■ **INSTRUCTIONS FOR THE TASK**
Omit every picture while repeating the entries exactly.

begin PROVIDED DATA

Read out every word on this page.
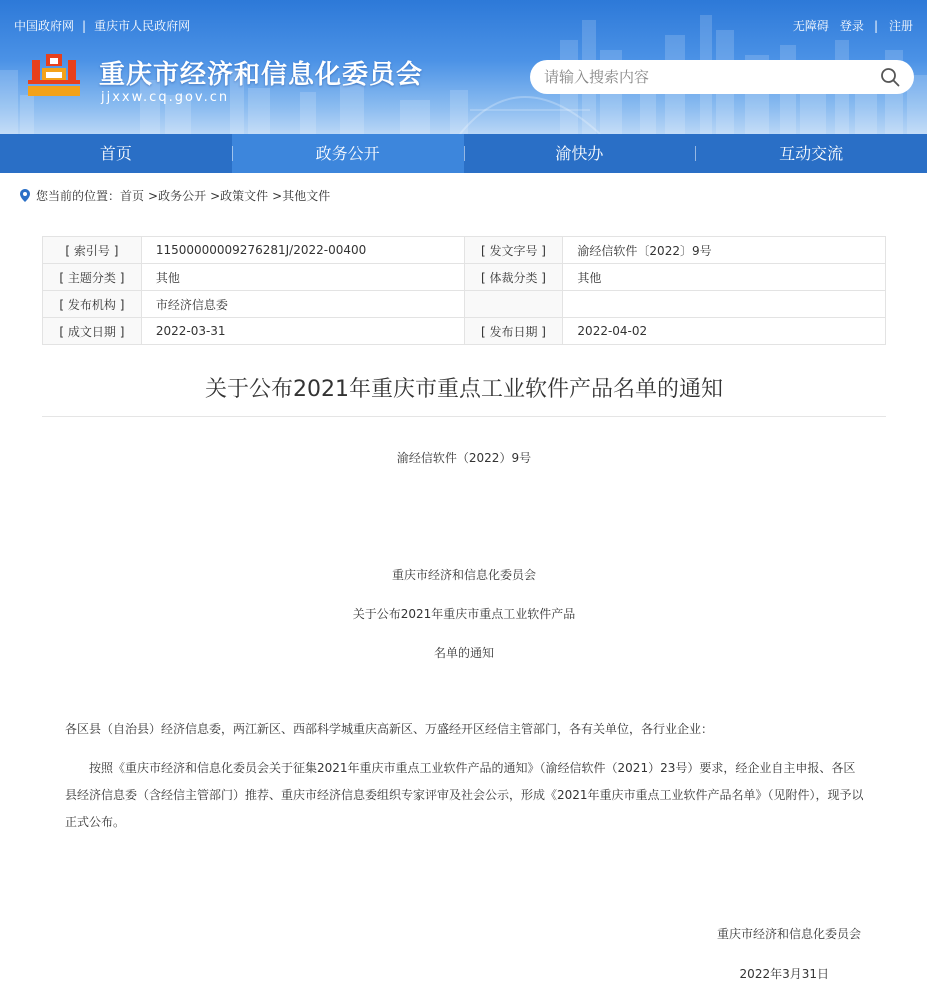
中国政府网 | 重庆市人民政府网	无障碍 登录 | 注册
重庆市经济和信息化委员会
jjxxw.cq.gov.cn
请输入搜索内容
首页	政务公开	渝快办	互动交流
您当前的位置： 首页 >政务公开 >政策文件 >其他文件
[ 索引号 ]	11500000009276281J/2022-00400	[ 发文字号 ]	渝经信软件〔2022〕9号
[ 主题分类 ]	其他	[ 体裁分类 ]	其他
[ 发布机构 ]	市经济信息委		
[ 成文日期 ]	2022-03-31	[ 发布日期 ]	2022-04-02
关于公布2021年重庆市重点工业软件产品名单的通知
渝经信软件（2022）9号
重庆市经济和信息化委员会
关于公布2021年重庆市重点工业软件产品
名单的通知
各区县（自治县）经济信息委，两江新区、西部科学城重庆高新区、万盛经开区经信主管部门，各有关单位，各行业企业：
按照《重庆市经济和信息化委员会关于征集2021年重庆市重点工业软件产品的通知》（渝经信软件（2021）23号）要求，经企业自主申报、各区县经济信息委（含经信主管部门）推荐、重庆市经济信息委组织专家评审及社会公示，形成《2021年重庆市重点工业软件产品名单》（见附件），现予以正式公布。
重庆市经济和信息化委员会
2022年3月31日
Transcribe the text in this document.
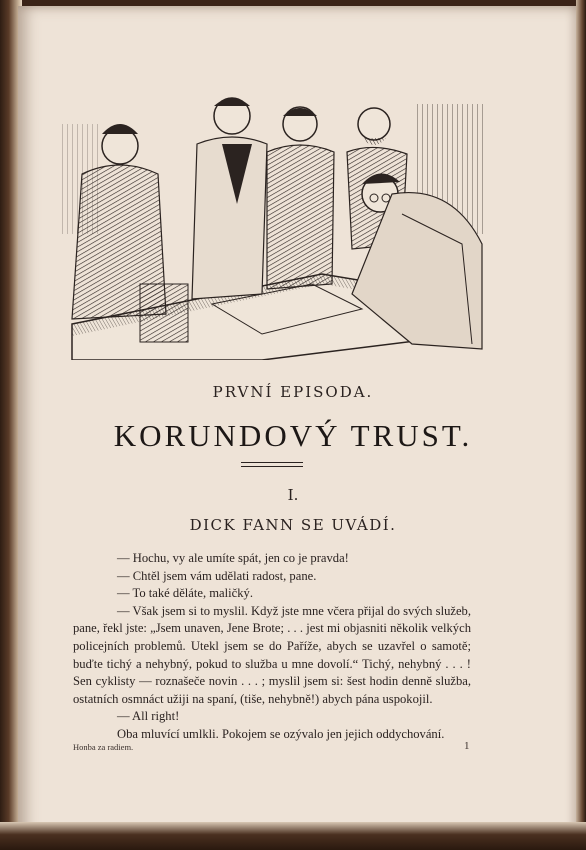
PRVNÍ EPISODA.
KORUNDOVÝ TRUST.
I.
DICK FANN SE UVÁDÍ.

— Hochu, vy ale umíte spát, jen co je pravda!

— Chtěl jsem vám udělati radost, pane.

— To také děláte, maličký.

— Však jsem si to myslil. Když jste mne včera přijal do svých služeb, pane, řekl jste: „Jsem unaven, Jene Brote; . . . jest mi objasniti několik velkých policejních problemů. Utekl jsem se do Paříže, abych se uzavřel o samotě; buďte tichý a nehybný, pokud to služba u mne dovolí.“ Tichý, nehybný . . . ! Sen cyklisty — roznašeče novin . . . ; myslil jsem si: šest hodin denně služba, ostatních osmnáct užiji na spaní, (tiše, nehybně!) abych pána uspokojil.

— All right!

Oba mluvící umlkli. Pokojem se ozývalo jen jejich oddychování.

Honba za radiem.	1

end PROVIDED DATA

■ **OUTPUT OF THE EXERCISE**
Read out every word on this page.
中国政府网 | 重庆市人民政府网	无障碍 登录 | 注册
重庆市经济和信息化委员会
jjxxw.cq.gov.cn
请输入搜索内容
首页	政务公开	渝快办	互动交流
您当前的位置： 首页 >政务公开 >政策文件 >其他文件
[ 索引号 ]	11500000009276281J/2022-00400	[ 发文字号 ]	渝经信软件〔2022〕9号
[ 主题分类 ]	其他	[ 体裁分类 ]	其他
[ 发布机构 ]	市经济信息委		
[ 成文日期 ]	2022-03-31	[ 发布日期 ]	2022-04-02
关于公布2021年重庆市重点工业软件产品名单的通知
渝经信软件（2022）9号
重庆市经济和信息化委员会
关于公布2021年重庆市重点工业软件产品
名单的通知
各区县（自治县）经济信息委，两江新区、西部科学城重庆高新区、万盛经开区经信主管部门，各有关单位，各行业企业：
按照《重庆市经济和信息化委员会关于征集2021年重庆市重点工业软件产品的通知》（渝经信软件（2021）23号）要求，经企业自主申报、各区县经济信息委（含经信主管部门）推荐、重庆市经济信息委组织专家评审及社会公示，形成《2021年重庆市重点工业软件产品名单》（见附件），现予以正式公布。
重庆市经济和信息化委员会
2022年3月31日
Transcribe the text in this document.
PRVNÍ EPISODA.
KORUNDOVÝ TRUST.
I.
DICK FANN SE UVÁDÍ.

— Hochu, vy ale umíte spát, jen co je pravda!

— Chtěl jsem vám udělati radost, pane.

— To také děláte, maličký.

— Však jsem si to myslil. Když jste mne včera přijal do svých služeb, pane, řekl jste: „Jsem unaven, Jene Brote; . . . jest mi objasniti několik velkých policejních problemů. Utekl jsem se do Paříže, abych se uzavřel o samotě; buďte tichý a nehybný, pokud to služba u mne dovolí.“ Tichý, nehybný . . . ! Sen cyklisty — roznašeče novin . . . ; myslil jsem si: šest hodin denně služba, ostatních osmnáct užiji na spaní, (tiše, nehybně!) abych pána uspokojil.

— All right!

Oba mluvící umlkli. Pokojem se ozývalo jen jejich oddychování.

Honba za radiem.	1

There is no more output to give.